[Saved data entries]
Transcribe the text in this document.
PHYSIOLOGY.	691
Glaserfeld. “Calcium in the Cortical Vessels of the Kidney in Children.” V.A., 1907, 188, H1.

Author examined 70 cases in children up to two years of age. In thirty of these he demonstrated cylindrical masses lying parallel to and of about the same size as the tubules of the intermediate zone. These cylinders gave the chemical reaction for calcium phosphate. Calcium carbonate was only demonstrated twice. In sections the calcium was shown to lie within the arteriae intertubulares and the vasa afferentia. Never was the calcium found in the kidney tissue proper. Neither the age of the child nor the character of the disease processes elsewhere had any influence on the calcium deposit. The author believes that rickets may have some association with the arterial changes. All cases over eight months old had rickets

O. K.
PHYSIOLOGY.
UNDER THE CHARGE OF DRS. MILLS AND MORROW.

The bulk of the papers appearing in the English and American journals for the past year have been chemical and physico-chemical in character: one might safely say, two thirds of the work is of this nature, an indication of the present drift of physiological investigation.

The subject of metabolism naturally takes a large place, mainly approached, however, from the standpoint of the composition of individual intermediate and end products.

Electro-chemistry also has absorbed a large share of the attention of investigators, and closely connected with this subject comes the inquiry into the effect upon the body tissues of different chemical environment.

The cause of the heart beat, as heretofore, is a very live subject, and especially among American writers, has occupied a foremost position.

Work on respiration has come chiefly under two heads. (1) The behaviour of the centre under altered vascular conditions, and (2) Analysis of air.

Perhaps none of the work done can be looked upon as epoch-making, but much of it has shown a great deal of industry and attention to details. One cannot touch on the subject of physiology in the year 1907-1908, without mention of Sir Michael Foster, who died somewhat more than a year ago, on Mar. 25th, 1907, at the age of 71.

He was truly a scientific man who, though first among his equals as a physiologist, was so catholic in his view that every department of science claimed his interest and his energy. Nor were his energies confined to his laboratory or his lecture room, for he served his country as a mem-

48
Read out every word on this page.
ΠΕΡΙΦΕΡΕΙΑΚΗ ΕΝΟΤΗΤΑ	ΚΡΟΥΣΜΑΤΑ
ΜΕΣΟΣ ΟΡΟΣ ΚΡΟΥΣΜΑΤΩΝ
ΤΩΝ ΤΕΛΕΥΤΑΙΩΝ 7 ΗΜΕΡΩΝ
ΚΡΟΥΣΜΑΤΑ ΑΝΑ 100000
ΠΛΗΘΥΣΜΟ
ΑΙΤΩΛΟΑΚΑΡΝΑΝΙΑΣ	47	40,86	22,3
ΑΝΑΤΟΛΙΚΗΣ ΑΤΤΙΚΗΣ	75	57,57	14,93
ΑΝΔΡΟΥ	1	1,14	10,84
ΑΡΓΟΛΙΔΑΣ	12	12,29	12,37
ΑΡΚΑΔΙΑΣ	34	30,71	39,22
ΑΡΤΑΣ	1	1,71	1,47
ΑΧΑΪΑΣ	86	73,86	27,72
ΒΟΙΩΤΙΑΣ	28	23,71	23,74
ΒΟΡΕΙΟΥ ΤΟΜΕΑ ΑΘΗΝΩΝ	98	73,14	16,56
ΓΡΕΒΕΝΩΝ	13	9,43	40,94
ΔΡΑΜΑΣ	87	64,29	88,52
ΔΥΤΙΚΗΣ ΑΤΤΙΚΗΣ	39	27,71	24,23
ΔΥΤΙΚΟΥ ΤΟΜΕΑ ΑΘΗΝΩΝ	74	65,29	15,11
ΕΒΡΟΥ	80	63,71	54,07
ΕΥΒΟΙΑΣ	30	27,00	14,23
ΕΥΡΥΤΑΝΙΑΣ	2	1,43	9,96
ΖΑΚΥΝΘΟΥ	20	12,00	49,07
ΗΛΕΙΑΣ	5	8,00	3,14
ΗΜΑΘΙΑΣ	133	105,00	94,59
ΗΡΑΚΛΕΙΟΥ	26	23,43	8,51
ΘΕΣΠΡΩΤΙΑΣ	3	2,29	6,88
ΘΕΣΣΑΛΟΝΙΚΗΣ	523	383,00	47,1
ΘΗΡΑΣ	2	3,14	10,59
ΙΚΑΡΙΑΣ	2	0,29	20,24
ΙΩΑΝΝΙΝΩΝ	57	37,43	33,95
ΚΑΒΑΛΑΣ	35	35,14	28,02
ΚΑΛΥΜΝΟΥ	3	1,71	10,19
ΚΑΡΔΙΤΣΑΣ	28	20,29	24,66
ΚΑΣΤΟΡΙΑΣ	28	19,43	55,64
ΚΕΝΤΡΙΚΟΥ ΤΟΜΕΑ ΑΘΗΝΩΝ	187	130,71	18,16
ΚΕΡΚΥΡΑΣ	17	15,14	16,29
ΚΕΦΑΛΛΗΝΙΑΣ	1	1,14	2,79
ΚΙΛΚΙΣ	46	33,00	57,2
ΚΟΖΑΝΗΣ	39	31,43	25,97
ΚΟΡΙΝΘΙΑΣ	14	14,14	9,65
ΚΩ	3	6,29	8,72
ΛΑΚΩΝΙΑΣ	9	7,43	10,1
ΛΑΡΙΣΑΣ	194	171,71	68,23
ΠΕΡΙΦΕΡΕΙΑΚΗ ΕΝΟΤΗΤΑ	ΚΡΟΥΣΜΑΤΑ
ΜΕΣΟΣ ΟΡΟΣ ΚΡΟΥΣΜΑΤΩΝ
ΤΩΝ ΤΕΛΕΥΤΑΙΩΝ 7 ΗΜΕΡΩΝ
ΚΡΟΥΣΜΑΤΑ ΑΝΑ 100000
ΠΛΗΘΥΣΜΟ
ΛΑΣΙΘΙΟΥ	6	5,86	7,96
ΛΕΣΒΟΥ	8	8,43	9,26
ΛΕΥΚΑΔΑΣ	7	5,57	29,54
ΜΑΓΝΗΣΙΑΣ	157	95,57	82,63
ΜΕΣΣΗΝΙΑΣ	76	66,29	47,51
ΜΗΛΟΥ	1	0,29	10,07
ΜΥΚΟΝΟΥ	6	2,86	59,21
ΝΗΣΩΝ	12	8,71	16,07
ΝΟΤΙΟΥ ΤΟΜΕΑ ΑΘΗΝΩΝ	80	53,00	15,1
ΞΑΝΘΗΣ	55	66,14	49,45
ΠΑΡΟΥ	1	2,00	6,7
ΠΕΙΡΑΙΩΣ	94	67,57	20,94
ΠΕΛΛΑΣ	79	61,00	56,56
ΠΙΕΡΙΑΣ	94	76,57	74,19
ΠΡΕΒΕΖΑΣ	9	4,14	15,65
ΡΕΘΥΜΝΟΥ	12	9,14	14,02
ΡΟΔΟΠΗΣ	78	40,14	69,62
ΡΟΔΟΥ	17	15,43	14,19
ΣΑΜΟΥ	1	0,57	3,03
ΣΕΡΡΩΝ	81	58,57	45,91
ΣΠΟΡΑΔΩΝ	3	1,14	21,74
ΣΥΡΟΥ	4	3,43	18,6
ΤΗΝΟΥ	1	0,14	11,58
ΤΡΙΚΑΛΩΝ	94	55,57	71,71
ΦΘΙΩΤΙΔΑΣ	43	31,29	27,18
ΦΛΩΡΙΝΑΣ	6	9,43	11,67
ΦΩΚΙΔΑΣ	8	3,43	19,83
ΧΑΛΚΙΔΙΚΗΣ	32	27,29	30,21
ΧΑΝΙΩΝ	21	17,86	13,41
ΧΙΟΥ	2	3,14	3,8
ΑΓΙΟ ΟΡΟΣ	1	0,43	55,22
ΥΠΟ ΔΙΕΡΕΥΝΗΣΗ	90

What you should do – Could you reproduce every record above exactly as it appears?

Problem solution –
Transcribe the text in this document.
PHYSIOLOGY.	691
Glaserfeld. “Calcium in the Cortical Vessels of the Kidney in Children.” V.A., 1907, 188, H1.

Author examined 70 cases in children up to two years of age. In thirty of these he demonstrated cylindrical masses lying parallel to and of about the same size as the tubules of the intermediate zone. These cylinders gave the chemical reaction for calcium phosphate. Calcium carbonate was only demonstrated twice. In sections the calcium was shown to lie within the arteriae intertubulares and the vasa afferentia. Never was the calcium found in the kidney tissue proper. Neither the age of the child nor the character of the disease processes elsewhere had any influence on the calcium deposit. The author believes that rickets may have some association with the arterial changes. All cases over eight months old had rickets

O. K.
PHYSIOLOGY.
UNDER THE CHARGE OF DRS. MILLS AND MORROW.

The bulk of the papers appearing in the English and American journals for the past year have been chemical and physico-chemical in character: one might safely say, two thirds of the work is of this nature, an indication of the present drift of physiological investigation.

The subject of metabolism naturally takes a large place, mainly approached, however, from the standpoint of the composition of individual intermediate and end products.

Electro-chemistry also has absorbed a large share of the attention of investigators, and closely connected with this subject comes the inquiry into the effect upon the body tissues of different chemical environment.

The cause of the heart beat, as heretofore, is a very live subject, and especially among American writers, has occupied a foremost position.

Work on respiration has come chiefly under two heads. (1) The behaviour of the centre under altered vascular conditions, and (2) Analysis of air.

Perhaps none of the work done can be looked upon as epoch-making, but much of it has shown a great deal of industry and attention to details. One cannot touch on the subject of physiology in the year 1907-1908, without mention of Sir Michael Foster, who died somewhat more than a year ago, on Mar. 25th, 1907, at the age of 71.

He was truly a scientific man who, though first among his equals as a physiologist, was so catholic in his view that every department of science claimed his interest and his energy. Nor were his energies confined to his laboratory or his lecture room, for he served his country as a mem-

48
Read out every word on this page.
ΠΕΡΙΦΕΡΕΙΑΚΗ ΕΝΟΤΗΤΑ	ΚΡΟΥΣΜΑΤΑ
ΜΕΣΟΣ ΟΡΟΣ ΚΡΟΥΣΜΑΤΩΝ
ΤΩΝ ΤΕΛΕΥΤΑΙΩΝ 7 ΗΜΕΡΩΝ
ΚΡΟΥΣΜΑΤΑ ΑΝΑ 100000
ΠΛΗΘΥΣΜΟ
ΑΙΤΩΛΟΑΚΑΡΝΑΝΙΑΣ	47	40,86	22,3
ΑΝΑΤΟΛΙΚΗΣ ΑΤΤΙΚΗΣ	75	57,57	14,93
ΑΝΔΡΟΥ	1	1,14	10,84
ΑΡΓΟΛΙΔΑΣ	12	12,29	12,37
ΑΡΚΑΔΙΑΣ	34	30,71	39,22
ΑΡΤΑΣ	1	1,71	1,47
ΑΧΑΪΑΣ	86	73,86	27,72
ΒΟΙΩΤΙΑΣ	28	23,71	23,74
ΒΟΡΕΙΟΥ ΤΟΜΕΑ ΑΘΗΝΩΝ	98	73,14	16,56
ΓΡΕΒΕΝΩΝ	13	9,43	40,94
ΔΡΑΜΑΣ	87	64,29	88,52
ΔΥΤΙΚΗΣ ΑΤΤΙΚΗΣ	39	27,71	24,23
ΔΥΤΙΚΟΥ ΤΟΜΕΑ ΑΘΗΝΩΝ	74	65,29	15,11
ΕΒΡΟΥ	80	63,71	54,07
ΕΥΒΟΙΑΣ	30	27,00	14,23
ΕΥΡΥΤΑΝΙΑΣ	2	1,43	9,96
ΖΑΚΥΝΘΟΥ	20	12,00	49,07
ΗΛΕΙΑΣ	5	8,00	3,14
ΗΜΑΘΙΑΣ	133	105,00	94,59
ΗΡΑΚΛΕΙΟΥ	26	23,43	8,51
ΘΕΣΠΡΩΤΙΑΣ	3	2,29	6,88
ΘΕΣΣΑΛΟΝΙΚΗΣ	523	383,00	47,1
ΘΗΡΑΣ	2	3,14	10,59
ΙΚΑΡΙΑΣ	2	0,29	20,24
ΙΩΑΝΝΙΝΩΝ	57	37,43	33,95
ΚΑΒΑΛΑΣ	35	35,14	28,02
ΚΑΛΥΜΝΟΥ	3	1,71	10,19
ΚΑΡΔΙΤΣΑΣ	28	20,29	24,66
ΚΑΣΤΟΡΙΑΣ	28	19,43	55,64
ΚΕΝΤΡΙΚΟΥ ΤΟΜΕΑ ΑΘΗΝΩΝ	187	130,71	18,16
ΚΕΡΚΥΡΑΣ	17	15,14	16,29
ΚΕΦΑΛΛΗΝΙΑΣ	1	1,14	2,79
ΚΙΛΚΙΣ	46	33,00	57,2
ΚΟΖΑΝΗΣ	39	31,43	25,97
ΚΟΡΙΝΘΙΑΣ	14	14,14	9,65
ΚΩ	3	6,29	8,72
ΛΑΚΩΝΙΑΣ	9	7,43	10,1
ΛΑΡΙΣΑΣ	194	171,71	68,23
ΠΕΡΙΦΕΡΕΙΑΚΗ ΕΝΟΤΗΤΑ	ΚΡΟΥΣΜΑΤΑ
ΜΕΣΟΣ ΟΡΟΣ ΚΡΟΥΣΜΑΤΩΝ
ΤΩΝ ΤΕΛΕΥΤΑΙΩΝ 7 ΗΜΕΡΩΝ
ΚΡΟΥΣΜΑΤΑ ΑΝΑ 100000
ΠΛΗΘΥΣΜΟ
ΛΑΣΙΘΙΟΥ	6	5,86	7,96
ΛΕΣΒΟΥ	8	8,43	9,26
ΛΕΥΚΑΔΑΣ	7	5,57	29,54
ΜΑΓΝΗΣΙΑΣ	157	95,57	82,63
ΜΕΣΣΗΝΙΑΣ	76	66,29	47,51
ΜΗΛΟΥ	1	0,29	10,07
ΜΥΚΟΝΟΥ	6	2,86	59,21
ΝΗΣΩΝ	12	8,71	16,07
ΝΟΤΙΟΥ ΤΟΜΕΑ ΑΘΗΝΩΝ	80	53,00	15,1
ΞΑΝΘΗΣ	55	66,14	49,45
ΠΑΡΟΥ	1	2,00	6,7
ΠΕΙΡΑΙΩΣ	94	67,57	20,94
ΠΕΛΛΑΣ	79	61,00	56,56
ΠΙΕΡΙΑΣ	94	76,57	74,19
ΠΡΕΒΕΖΑΣ	9	4,14	15,65
ΡΕΘΥΜΝΟΥ	12	9,14	14,02
ΡΟΔΟΠΗΣ	78	40,14	69,62
ΡΟΔΟΥ	17	15,43	14,19
ΣΑΜΟΥ	1	0,57	3,03
ΣΕΡΡΩΝ	81	58,57	45,91
ΣΠΟΡΑΔΩΝ	3	1,14	21,74
ΣΥΡΟΥ	4	3,43	18,6
ΤΗΝΟΥ	1	0,14	11,58
ΤΡΙΚΑΛΩΝ	94	55,57	71,71
ΦΘΙΩΤΙΔΑΣ	43	31,29	27,18
ΦΛΩΡΙΝΑΣ	6	9,43	11,67
ΦΩΚΙΔΑΣ	8	3,43	19,83
ΧΑΛΚΙΔΙΚΗΣ	32	27,29	30,21
ΧΑΝΙΩΝ	21	17,86	13,41
ΧΙΟΥ	2	3,14	3,8
ΑΓΙΟ ΟΡΟΣ	1	0,43	55,22
ΥΠΟ ΔΙΕΡΕΥΝΗΣΗ	90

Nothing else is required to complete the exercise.